WHAT THE TASK REQUIRES:
Return a copy of every line in the records that includes the word "Inverse".

***** RECORDS SHOWN *****

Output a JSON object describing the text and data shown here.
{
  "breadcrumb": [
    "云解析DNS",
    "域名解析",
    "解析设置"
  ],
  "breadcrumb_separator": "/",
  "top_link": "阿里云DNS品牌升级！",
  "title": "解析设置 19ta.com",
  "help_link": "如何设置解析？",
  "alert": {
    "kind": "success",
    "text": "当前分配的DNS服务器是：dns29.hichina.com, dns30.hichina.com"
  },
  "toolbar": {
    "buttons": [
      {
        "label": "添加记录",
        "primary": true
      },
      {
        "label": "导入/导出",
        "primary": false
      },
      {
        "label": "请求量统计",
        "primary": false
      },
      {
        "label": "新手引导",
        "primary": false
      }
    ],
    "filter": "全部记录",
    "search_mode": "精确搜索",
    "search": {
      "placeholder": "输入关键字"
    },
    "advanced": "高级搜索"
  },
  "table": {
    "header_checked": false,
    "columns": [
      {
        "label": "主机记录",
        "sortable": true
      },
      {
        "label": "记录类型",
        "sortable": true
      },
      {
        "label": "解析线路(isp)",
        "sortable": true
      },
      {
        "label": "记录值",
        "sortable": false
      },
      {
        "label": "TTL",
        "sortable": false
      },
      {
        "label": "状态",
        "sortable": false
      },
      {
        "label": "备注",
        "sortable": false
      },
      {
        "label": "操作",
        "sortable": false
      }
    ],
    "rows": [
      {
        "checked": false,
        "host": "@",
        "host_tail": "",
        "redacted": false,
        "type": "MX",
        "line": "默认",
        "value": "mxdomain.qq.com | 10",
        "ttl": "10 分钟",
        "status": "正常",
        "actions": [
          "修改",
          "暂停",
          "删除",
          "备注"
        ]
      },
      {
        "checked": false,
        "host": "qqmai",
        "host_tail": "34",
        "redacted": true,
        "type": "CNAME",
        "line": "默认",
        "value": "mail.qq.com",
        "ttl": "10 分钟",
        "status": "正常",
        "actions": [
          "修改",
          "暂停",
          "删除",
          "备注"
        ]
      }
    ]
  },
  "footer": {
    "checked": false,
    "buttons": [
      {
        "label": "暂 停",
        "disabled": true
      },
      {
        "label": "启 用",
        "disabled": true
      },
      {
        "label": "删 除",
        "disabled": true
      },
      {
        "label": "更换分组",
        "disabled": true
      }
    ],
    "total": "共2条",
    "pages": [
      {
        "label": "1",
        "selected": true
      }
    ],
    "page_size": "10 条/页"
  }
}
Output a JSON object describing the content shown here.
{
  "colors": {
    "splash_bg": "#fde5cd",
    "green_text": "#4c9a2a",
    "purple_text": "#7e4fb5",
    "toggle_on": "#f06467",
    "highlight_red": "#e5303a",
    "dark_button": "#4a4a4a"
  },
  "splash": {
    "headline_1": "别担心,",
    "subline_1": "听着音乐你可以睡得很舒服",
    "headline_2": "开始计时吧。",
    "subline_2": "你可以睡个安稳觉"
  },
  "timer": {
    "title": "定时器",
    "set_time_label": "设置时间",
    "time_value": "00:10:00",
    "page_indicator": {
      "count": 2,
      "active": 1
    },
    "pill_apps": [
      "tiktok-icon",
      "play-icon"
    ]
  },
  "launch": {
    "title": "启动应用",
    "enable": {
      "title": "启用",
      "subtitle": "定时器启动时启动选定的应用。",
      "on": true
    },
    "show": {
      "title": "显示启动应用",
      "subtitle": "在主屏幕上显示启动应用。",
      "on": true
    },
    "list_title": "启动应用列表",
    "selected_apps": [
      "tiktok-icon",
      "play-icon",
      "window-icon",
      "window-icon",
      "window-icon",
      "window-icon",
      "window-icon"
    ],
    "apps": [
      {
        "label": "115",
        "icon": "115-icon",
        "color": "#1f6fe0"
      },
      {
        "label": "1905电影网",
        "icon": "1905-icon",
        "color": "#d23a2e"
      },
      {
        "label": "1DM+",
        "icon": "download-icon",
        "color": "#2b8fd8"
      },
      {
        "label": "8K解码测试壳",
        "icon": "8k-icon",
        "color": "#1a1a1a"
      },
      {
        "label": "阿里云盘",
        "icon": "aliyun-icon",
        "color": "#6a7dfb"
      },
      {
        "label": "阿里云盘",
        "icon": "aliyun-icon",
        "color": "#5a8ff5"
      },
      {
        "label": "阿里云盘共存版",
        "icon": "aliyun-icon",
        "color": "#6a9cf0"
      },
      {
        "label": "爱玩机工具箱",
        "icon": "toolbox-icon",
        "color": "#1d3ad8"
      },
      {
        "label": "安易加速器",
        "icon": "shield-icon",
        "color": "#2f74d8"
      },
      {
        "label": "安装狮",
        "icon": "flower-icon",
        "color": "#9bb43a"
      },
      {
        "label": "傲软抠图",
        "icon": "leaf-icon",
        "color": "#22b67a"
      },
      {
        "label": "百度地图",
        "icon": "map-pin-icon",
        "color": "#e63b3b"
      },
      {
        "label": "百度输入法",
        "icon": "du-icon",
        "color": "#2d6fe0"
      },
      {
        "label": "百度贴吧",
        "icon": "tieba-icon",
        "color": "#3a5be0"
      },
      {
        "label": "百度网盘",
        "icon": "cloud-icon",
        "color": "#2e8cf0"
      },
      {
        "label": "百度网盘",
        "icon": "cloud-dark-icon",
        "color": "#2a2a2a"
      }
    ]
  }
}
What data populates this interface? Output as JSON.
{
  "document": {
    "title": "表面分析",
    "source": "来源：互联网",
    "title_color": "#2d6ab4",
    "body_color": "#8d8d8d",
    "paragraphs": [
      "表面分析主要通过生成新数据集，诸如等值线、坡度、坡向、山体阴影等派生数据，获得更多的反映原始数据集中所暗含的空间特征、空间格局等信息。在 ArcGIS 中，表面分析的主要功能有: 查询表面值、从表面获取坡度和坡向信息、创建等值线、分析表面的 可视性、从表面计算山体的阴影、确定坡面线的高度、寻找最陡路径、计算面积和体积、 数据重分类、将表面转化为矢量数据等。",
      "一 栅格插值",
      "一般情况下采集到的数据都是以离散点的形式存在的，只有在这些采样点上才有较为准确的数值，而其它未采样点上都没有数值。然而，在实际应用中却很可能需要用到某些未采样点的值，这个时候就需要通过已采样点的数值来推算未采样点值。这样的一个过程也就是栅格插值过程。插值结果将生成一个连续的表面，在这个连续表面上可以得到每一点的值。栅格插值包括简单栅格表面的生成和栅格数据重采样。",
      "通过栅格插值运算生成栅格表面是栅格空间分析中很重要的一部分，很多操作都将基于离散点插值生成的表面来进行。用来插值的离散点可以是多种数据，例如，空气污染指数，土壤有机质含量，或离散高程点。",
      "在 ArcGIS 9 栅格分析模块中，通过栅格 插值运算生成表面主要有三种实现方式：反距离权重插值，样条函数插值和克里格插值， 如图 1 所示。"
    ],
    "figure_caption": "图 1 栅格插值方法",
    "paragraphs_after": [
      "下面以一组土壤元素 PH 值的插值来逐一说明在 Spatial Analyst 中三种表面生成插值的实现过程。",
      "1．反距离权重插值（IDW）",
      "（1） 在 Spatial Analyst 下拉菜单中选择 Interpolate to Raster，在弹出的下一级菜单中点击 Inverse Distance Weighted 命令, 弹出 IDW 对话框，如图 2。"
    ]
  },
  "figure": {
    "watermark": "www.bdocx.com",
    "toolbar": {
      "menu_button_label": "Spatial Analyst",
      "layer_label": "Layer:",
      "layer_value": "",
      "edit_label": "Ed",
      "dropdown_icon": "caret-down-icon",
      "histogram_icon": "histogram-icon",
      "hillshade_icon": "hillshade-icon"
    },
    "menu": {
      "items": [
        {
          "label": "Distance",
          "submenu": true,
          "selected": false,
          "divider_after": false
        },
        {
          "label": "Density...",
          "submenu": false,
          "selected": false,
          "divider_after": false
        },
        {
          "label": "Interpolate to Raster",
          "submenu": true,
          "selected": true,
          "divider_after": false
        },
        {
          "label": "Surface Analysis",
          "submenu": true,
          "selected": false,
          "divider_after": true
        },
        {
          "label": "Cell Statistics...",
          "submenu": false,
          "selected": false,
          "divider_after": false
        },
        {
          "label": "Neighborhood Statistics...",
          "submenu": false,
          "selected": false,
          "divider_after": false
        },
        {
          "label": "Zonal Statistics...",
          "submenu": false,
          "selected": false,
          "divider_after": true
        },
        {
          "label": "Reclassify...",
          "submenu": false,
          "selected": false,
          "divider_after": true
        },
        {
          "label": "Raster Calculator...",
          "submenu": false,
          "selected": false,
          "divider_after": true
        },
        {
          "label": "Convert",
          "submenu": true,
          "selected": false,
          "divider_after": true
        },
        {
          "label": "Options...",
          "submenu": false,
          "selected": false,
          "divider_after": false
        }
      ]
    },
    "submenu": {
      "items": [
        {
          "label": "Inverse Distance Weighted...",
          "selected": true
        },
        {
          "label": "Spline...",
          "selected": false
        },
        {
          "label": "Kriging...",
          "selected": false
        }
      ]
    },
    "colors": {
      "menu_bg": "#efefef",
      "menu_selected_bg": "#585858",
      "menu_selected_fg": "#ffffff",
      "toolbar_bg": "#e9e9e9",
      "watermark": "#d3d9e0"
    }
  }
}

*****

RESULT FOR THIS EXERCISE:
      "（1） 在 Spatial Analyst 下拉菜单中选择 Interpolate to Raster，在弹出的下一级菜单中点击 Inverse Distance Weighted 命令, 弹出 IDW 对话框，如图 2。"
          "label": "Inverse Distance Weighted...",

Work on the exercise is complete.